● WRITTEN INSTRUCTION
Look through the material below. Copy each line that contains the string "示范区召开项目建设推进会".

● EXTRACTED MATERIAL
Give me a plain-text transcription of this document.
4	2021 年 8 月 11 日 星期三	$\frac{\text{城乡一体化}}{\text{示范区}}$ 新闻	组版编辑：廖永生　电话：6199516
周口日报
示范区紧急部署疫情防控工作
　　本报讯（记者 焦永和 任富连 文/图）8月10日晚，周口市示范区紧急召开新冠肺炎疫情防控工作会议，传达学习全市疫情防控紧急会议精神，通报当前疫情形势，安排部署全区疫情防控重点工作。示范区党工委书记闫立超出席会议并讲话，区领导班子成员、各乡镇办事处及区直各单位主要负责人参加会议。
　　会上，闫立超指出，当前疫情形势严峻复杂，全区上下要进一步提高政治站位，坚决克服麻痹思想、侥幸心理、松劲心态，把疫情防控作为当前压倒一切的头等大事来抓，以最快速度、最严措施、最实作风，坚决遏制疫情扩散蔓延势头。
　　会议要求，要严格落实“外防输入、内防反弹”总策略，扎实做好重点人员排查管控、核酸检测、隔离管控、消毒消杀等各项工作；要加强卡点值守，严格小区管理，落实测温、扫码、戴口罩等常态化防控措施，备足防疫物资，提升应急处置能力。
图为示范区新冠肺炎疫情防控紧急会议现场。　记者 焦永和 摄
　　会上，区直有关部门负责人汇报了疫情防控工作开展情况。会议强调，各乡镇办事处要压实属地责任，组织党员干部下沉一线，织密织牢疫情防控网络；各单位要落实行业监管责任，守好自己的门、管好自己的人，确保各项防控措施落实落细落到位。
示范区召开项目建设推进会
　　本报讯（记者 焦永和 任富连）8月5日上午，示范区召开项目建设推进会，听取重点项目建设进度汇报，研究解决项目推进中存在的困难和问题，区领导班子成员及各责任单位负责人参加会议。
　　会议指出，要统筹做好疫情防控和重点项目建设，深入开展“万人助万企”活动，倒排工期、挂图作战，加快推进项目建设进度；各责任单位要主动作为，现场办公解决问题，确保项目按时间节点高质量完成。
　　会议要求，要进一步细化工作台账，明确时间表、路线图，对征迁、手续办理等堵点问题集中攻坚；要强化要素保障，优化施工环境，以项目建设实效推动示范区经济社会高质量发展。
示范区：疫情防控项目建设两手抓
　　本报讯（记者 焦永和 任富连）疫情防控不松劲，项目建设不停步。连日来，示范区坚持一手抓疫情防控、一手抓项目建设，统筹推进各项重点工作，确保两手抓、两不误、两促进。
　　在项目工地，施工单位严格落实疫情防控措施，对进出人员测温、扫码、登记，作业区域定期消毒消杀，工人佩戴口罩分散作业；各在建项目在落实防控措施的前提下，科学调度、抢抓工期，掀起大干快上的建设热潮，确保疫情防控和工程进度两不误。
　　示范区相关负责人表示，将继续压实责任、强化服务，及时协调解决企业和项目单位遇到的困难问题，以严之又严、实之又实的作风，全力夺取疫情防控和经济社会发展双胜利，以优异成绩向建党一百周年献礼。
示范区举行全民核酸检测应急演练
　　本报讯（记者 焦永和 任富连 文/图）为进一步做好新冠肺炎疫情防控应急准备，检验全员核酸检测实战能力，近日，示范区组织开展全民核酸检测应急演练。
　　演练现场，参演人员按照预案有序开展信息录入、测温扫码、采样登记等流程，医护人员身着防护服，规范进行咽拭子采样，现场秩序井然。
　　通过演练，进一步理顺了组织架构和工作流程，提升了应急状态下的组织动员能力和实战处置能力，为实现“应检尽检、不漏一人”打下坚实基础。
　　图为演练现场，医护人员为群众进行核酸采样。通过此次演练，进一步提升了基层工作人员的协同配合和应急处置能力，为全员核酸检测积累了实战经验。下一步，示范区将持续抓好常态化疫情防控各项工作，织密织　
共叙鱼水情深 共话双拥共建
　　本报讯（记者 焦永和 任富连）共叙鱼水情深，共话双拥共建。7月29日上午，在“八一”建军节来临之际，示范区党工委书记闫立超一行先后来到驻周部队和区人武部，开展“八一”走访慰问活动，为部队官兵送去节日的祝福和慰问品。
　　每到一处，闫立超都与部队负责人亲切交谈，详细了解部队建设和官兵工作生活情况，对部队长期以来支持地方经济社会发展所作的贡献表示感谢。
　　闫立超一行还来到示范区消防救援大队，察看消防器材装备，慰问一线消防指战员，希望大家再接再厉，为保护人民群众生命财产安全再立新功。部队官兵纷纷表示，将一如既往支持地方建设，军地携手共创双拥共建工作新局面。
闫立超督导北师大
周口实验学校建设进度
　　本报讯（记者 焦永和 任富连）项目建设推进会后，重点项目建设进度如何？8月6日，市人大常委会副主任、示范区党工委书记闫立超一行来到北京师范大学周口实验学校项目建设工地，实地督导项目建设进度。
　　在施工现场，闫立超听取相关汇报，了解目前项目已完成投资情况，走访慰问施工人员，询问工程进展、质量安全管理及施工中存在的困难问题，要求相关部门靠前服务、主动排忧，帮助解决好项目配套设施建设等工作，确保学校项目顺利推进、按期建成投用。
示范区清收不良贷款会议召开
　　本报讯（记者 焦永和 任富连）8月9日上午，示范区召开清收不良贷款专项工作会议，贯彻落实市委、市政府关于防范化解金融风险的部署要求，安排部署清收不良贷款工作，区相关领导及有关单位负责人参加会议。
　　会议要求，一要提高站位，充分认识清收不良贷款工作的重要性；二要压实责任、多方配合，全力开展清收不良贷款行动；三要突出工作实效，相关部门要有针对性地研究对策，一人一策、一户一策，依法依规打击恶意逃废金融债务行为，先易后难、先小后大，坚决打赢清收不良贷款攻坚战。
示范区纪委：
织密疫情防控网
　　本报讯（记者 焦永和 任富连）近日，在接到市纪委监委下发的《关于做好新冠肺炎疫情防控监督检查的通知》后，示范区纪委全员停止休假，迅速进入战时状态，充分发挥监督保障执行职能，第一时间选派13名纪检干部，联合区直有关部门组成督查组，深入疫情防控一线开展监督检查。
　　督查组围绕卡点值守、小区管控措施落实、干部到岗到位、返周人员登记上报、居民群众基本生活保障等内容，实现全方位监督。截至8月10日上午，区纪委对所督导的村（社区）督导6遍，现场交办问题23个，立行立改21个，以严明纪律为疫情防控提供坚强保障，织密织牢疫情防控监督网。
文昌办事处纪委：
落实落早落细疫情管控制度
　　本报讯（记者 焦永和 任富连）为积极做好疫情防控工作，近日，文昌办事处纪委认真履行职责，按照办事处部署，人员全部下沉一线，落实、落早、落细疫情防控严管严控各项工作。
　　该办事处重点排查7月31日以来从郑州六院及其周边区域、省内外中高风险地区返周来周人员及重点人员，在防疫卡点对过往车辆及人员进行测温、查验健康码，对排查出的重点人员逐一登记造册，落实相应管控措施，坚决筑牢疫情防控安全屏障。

--

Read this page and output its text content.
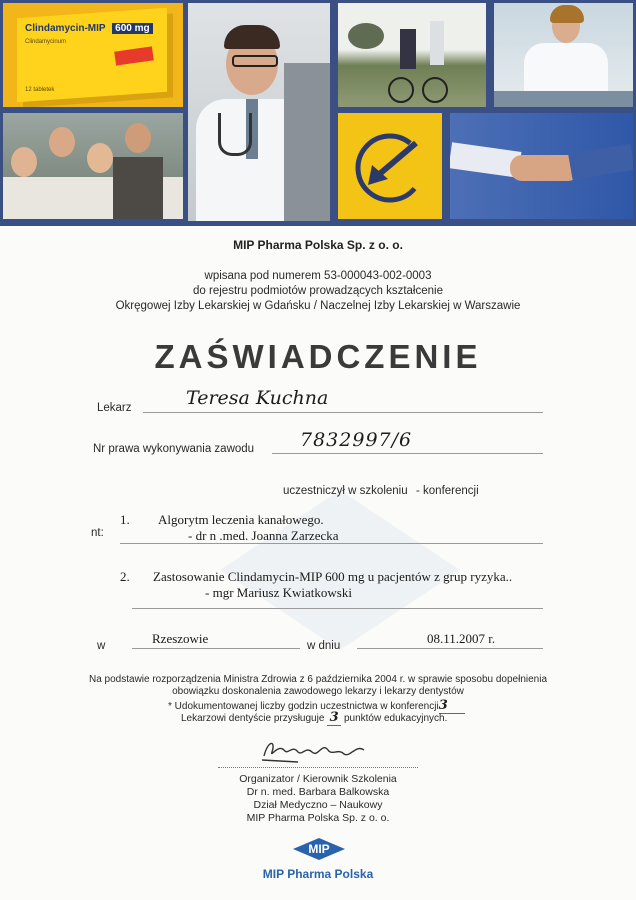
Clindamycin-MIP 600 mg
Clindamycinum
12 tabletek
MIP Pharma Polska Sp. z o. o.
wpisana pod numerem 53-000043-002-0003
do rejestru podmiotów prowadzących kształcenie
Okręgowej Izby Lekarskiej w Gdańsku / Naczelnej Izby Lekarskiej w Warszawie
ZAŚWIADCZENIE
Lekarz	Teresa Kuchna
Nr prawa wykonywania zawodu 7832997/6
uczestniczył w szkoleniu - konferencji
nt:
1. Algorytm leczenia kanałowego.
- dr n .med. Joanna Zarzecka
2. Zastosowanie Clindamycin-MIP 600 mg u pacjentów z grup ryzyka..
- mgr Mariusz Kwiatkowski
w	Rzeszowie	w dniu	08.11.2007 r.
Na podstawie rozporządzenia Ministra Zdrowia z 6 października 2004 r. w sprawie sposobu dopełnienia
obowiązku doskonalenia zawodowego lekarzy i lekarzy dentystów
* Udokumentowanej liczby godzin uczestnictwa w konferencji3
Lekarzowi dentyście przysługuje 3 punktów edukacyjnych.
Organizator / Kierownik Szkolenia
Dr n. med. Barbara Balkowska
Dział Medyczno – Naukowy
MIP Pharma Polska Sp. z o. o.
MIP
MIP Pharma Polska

● EXERCISE RESULT
示范区召开项目建设推进会
　　本报讯（记者 焦永和 任富连）8月5日上午，示范区召开项目建设推进会，听取重点项目建设进度汇报，研究解决项目推进中存在的困难和问题，区领导班子成员及各责任单位负责人参加会议。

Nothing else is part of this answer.